▶ Stated task
Pictures do not belong in the copy; transcribe everything else in the records exactly.

○ ○ ○ ○

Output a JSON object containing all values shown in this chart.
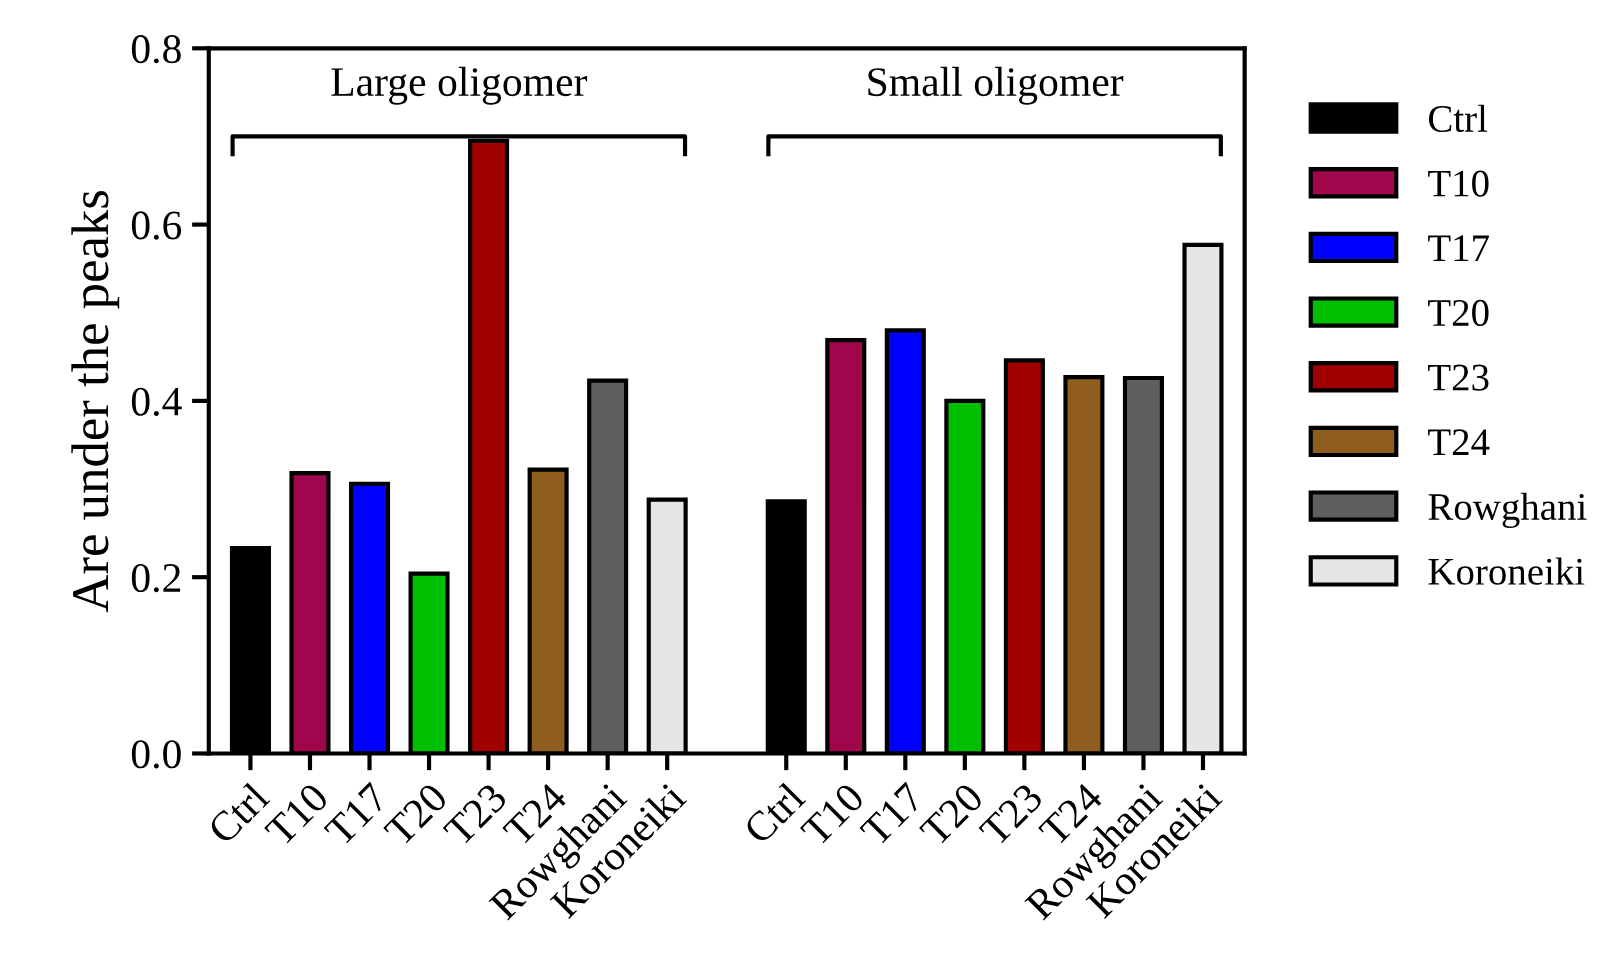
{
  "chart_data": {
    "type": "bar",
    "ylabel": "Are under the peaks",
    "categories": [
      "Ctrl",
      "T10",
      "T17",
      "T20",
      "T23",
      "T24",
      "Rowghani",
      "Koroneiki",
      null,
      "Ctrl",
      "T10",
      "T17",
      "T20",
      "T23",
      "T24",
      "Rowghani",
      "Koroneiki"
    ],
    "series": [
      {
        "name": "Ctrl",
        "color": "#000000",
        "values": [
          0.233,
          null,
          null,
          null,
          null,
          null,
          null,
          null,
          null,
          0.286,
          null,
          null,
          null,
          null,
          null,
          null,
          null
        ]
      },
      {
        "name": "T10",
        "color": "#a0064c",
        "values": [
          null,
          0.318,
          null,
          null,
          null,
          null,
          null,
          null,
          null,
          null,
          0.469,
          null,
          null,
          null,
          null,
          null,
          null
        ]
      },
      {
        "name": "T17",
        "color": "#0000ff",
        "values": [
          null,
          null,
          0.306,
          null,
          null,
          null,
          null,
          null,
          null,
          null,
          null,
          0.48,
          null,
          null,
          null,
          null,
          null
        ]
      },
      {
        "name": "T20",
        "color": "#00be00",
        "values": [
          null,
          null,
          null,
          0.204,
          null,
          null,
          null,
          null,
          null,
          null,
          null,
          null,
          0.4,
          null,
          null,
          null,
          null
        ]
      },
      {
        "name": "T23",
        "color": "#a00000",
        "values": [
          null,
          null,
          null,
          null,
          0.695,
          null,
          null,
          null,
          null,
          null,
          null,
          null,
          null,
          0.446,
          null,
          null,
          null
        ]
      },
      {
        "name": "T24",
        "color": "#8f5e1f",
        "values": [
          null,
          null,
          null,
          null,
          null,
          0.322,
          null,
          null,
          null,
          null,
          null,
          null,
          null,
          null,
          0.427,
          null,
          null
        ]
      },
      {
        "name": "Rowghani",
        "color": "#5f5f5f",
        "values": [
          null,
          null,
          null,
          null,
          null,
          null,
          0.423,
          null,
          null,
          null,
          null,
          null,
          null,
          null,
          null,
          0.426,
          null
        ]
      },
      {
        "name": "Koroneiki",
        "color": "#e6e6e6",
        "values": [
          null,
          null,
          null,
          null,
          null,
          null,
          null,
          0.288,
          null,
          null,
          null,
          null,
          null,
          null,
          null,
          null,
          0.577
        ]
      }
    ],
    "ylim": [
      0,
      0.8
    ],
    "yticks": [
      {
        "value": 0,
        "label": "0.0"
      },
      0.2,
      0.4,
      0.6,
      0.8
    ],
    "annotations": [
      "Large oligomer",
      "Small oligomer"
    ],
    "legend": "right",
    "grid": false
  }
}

○ ○ ○ ○

▶ Final result
Output a JSON object containing all values shown in this chart.
{
  "chart_data": {
    "type": "bar",
    "ylabel": "Are under the peaks",
    "categories": [
      "Ctrl",
      "T10",
      "T17",
      "T20",
      "T23",
      "T24",
      "Rowghani",
      "Koroneiki",
      null,
      "Ctrl",
      "T10",
      "T17",
      "T20",
      "T23",
      "T24",
      "Rowghani",
      "Koroneiki"
    ],
    "series": [
      {
        "name": "Ctrl",
        "color": "#000000",
        "values": [
          0.233,
          null,
          null,
          null,
          null,
          null,
          null,
          null,
          null,
          0.286,
          null,
          null,
          null,
          null,
          null,
          null,
          null
        ]
      },
      {
        "name": "T10",
        "color": "#a0064c",
        "values": [
          null,
          0.318,
          null,
          null,
          null,
          null,
          null,
          null,
          null,
          null,
          0.469,
          null,
          null,
          null,
          null,
          null,
          null
        ]
      },
      {
        "name": "T17",
        "color": "#0000ff",
        "values": [
          null,
          null,
          0.306,
          null,
          null,
          null,
          null,
          null,
          null,
          null,
          null,
          0.48,
          null,
          null,
          null,
          null,
          null
        ]
      },
      {
        "name": "T20",
        "color": "#00be00",
        "values": [
          null,
          null,
          null,
          0.204,
          null,
          null,
          null,
          null,
          null,
          null,
          null,
          null,
          0.4,
          null,
          null,
          null,
          null
        ]
      },
      {
        "name": "T23",
        "color": "#a00000",
        "values": [
          null,
          null,
          null,
          null,
          0.695,
          null,
          null,
          null,
          null,
          null,
          null,
          null,
          null,
          0.446,
          null,
          null,
          null
        ]
      },
      {
        "name": "T24",
        "color": "#8f5e1f",
        "values": [
          null,
          null,
          null,
          null,
          null,
          0.322,
          null,
          null,
          null,
          null,
          null,
          null,
          null,
          null,
          0.427,
          null,
          null
        ]
      },
      {
        "name": "Rowghani",
        "color": "#5f5f5f",
        "values": [
          null,
          null,
          null,
          null,
          null,
          null,
          0.423,
          null,
          null,
          null,
          null,
          null,
          null,
          null,
          null,
          0.426,
          null
        ]
      },
      {
        "name": "Koroneiki",
        "color": "#e6e6e6",
        "values": [
          null,
          null,
          null,
          null,
          null,
          null,
          null,
          0.288,
          null,
          null,
          null,
          null,
          null,
          null,
          null,
          null,
          0.577
        ]
      }
    ],
    "ylim": [
      0,
      0.8
    ],
    "yticks": [
      {
        "value": 0,
        "label": "0.0"
      },
      0.2,
      0.4,
      0.6,
      0.8
    ],
    "annotations": [
      "Large oligomer",
      "Small oligomer"
    ],
    "legend": "right",
    "grid": false
  }
}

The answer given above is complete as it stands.